▼▼▼
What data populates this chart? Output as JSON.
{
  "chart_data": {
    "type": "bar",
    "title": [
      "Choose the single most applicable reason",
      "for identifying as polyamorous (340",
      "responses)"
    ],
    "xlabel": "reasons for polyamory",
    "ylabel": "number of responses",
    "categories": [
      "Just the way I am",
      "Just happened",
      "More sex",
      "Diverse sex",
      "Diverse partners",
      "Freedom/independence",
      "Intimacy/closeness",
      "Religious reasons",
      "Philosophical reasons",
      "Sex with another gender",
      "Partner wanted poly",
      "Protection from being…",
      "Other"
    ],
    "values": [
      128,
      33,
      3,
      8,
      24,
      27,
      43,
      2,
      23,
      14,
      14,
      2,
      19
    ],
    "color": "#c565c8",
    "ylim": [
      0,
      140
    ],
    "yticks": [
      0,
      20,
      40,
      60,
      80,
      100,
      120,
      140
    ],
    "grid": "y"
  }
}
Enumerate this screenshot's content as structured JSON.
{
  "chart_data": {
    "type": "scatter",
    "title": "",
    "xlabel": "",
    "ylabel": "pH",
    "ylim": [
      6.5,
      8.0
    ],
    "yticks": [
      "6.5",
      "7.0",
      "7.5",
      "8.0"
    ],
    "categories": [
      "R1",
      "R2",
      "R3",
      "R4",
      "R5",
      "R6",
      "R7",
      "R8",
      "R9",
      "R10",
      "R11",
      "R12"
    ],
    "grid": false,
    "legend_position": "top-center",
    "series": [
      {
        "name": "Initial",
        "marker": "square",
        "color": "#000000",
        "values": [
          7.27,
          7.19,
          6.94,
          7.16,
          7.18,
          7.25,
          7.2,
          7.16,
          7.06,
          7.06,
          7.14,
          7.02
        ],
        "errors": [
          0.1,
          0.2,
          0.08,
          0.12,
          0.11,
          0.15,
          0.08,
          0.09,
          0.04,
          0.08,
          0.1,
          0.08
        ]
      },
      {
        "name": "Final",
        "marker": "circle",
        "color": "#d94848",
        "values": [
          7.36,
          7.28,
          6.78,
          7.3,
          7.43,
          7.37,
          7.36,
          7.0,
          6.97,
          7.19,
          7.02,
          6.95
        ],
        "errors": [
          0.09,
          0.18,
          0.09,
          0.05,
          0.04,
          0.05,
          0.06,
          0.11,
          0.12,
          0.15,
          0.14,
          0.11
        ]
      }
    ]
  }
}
▲▲▲
Task to complete ->
What is the number of lines that contain "color"? Reply with that number alone.

Correct result ->
3